◆ Directions
What lines of the data include the string "номер"? Copy them all.

◆ Supplied records
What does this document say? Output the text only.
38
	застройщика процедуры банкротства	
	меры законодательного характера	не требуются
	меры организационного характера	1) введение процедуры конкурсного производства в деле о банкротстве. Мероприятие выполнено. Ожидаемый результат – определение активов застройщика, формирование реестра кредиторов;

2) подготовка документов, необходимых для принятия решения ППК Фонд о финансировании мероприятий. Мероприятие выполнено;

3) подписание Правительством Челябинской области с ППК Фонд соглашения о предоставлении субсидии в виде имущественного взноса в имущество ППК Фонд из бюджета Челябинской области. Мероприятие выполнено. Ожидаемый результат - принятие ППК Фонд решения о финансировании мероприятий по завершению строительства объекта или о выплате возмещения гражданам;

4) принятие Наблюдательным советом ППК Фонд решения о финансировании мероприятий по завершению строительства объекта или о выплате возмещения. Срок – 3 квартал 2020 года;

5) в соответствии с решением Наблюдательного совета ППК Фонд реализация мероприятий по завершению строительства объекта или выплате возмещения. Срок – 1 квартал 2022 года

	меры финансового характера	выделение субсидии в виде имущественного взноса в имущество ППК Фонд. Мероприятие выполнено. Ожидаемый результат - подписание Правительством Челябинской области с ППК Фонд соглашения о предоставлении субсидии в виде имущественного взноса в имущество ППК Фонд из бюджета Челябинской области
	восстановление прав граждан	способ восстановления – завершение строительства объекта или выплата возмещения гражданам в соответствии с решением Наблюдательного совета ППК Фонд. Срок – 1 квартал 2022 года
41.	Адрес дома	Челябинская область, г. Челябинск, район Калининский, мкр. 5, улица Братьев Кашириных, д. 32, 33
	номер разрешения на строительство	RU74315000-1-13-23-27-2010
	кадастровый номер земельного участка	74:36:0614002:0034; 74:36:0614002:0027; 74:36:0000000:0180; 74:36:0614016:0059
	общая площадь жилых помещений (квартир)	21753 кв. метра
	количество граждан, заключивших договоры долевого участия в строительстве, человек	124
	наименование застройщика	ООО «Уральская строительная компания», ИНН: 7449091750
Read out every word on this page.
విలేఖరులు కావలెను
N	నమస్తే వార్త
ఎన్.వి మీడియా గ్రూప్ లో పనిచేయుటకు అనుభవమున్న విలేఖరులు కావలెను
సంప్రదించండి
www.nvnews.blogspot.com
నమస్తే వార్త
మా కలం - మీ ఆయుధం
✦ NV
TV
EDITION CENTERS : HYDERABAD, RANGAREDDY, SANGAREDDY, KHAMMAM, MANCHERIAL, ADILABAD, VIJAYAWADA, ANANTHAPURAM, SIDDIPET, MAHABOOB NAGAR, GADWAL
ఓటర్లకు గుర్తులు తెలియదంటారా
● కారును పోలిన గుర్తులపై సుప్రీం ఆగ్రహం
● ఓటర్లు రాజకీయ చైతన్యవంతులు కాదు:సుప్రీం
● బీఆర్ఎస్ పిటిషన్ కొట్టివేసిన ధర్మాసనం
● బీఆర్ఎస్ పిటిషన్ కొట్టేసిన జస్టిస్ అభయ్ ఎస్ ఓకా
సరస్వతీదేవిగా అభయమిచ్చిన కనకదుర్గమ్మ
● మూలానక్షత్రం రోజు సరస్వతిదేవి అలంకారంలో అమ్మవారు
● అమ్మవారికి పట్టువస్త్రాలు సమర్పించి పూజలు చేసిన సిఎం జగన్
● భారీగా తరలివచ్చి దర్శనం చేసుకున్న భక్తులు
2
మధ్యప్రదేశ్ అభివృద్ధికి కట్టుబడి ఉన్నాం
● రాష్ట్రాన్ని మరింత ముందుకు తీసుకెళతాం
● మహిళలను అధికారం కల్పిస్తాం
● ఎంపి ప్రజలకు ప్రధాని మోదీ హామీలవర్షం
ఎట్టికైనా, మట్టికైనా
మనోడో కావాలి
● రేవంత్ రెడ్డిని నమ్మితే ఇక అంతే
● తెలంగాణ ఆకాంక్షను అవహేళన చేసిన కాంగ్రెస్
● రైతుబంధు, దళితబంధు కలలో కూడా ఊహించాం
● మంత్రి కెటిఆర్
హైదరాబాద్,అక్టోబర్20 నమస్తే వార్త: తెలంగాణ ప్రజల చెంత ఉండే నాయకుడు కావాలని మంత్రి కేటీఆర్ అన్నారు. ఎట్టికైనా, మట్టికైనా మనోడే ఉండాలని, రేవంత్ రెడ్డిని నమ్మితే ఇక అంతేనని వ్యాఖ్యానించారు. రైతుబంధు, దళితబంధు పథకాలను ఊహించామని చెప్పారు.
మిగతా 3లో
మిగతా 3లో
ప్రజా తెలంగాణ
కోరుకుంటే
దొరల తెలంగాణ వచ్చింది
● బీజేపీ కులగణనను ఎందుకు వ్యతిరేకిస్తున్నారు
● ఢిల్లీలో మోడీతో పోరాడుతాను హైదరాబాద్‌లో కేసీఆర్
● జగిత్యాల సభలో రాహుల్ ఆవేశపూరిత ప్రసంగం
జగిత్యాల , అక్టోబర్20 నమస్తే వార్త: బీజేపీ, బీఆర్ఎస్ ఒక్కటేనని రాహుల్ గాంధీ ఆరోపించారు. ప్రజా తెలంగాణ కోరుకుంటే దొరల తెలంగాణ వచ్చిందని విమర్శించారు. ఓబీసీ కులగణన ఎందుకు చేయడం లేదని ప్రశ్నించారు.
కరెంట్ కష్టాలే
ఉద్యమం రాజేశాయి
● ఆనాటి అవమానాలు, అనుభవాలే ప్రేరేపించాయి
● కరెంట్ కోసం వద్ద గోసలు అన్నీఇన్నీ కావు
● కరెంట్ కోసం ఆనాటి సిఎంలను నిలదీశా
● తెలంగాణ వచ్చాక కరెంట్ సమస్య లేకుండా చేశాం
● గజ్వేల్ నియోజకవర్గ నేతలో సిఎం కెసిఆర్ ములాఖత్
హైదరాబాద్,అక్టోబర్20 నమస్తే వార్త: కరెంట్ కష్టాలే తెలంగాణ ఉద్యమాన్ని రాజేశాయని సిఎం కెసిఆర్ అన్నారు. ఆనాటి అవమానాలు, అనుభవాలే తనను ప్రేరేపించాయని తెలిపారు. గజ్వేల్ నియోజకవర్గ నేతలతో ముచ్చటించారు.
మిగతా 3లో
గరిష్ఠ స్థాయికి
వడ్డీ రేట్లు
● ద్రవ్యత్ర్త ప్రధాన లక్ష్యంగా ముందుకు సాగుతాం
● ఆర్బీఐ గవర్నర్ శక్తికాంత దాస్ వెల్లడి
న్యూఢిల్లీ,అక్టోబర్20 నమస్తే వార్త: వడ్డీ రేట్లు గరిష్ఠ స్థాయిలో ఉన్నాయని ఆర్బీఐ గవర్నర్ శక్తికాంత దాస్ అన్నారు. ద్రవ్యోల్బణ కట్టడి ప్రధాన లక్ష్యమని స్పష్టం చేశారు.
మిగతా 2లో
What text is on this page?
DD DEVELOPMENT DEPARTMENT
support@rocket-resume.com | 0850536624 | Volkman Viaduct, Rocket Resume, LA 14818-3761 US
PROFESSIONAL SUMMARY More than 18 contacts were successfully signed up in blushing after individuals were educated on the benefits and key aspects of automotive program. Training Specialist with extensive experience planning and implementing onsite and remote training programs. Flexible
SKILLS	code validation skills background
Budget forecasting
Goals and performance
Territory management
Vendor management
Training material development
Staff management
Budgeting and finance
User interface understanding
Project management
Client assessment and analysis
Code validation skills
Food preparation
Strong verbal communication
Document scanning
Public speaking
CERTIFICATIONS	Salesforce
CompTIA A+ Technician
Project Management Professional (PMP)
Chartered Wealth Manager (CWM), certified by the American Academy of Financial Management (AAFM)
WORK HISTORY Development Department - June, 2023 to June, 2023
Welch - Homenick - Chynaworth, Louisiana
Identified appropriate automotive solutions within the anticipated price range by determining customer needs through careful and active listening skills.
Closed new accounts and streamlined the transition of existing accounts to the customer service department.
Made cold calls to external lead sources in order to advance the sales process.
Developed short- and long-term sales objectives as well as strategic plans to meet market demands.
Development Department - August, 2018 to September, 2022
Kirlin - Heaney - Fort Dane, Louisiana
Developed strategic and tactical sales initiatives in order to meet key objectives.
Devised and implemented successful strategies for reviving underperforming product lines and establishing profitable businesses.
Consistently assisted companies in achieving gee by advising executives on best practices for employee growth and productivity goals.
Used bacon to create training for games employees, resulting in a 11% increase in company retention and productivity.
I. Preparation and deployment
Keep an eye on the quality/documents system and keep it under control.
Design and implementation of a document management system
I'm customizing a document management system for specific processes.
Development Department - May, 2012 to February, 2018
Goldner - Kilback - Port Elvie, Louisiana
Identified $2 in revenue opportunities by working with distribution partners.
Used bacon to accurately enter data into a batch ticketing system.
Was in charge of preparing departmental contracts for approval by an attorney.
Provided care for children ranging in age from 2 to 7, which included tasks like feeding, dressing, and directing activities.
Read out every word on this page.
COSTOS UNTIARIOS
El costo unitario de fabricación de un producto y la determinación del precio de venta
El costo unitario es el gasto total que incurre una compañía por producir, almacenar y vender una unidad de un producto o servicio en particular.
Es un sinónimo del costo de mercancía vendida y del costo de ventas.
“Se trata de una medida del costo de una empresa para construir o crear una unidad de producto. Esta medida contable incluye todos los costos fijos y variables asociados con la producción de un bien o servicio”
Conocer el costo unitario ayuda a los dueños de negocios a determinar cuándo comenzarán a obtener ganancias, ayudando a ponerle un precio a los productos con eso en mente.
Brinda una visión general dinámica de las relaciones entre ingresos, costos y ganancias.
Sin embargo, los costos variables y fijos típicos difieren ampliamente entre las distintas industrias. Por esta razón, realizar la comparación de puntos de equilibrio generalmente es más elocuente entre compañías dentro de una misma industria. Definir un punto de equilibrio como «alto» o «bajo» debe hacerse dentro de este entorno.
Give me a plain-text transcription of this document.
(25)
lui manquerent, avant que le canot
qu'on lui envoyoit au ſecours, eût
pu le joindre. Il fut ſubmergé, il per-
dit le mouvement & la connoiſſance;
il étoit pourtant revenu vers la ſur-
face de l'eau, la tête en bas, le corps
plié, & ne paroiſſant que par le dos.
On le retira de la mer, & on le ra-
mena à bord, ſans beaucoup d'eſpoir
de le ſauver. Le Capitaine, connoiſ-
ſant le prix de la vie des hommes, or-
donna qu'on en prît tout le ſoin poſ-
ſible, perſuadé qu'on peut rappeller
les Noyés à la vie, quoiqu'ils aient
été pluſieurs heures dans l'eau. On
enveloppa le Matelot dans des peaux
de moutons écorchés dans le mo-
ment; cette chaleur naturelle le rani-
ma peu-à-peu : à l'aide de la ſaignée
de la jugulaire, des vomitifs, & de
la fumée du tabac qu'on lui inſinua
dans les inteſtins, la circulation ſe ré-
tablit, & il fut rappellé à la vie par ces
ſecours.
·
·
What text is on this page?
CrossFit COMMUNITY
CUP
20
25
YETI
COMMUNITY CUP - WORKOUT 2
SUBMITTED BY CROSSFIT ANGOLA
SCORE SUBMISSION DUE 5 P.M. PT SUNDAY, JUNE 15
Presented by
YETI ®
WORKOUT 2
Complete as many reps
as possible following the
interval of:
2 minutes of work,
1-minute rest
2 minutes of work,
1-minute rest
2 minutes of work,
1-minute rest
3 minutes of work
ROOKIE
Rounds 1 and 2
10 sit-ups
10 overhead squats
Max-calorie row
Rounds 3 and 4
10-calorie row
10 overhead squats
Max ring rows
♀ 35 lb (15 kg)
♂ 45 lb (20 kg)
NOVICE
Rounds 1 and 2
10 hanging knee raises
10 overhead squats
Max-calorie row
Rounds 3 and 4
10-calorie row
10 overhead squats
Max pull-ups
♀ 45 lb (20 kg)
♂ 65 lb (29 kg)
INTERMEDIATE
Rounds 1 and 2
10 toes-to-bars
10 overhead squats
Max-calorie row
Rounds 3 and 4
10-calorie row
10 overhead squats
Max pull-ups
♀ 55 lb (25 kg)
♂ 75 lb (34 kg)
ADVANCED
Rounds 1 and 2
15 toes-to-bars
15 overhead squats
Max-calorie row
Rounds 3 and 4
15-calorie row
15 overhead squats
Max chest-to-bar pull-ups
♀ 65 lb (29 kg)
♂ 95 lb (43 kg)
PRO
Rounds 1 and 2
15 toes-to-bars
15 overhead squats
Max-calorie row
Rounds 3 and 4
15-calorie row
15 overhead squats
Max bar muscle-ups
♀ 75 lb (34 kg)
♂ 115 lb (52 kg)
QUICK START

◆ Solved exercise
	номер разрешения на строительство	RU74315000-1-13-23-27-2010
	кадастровый номер земельного участка	74:36:0614002:0034; 74:36:0614002:0027; 74:36:0000000:0180; 74:36:0614016:0059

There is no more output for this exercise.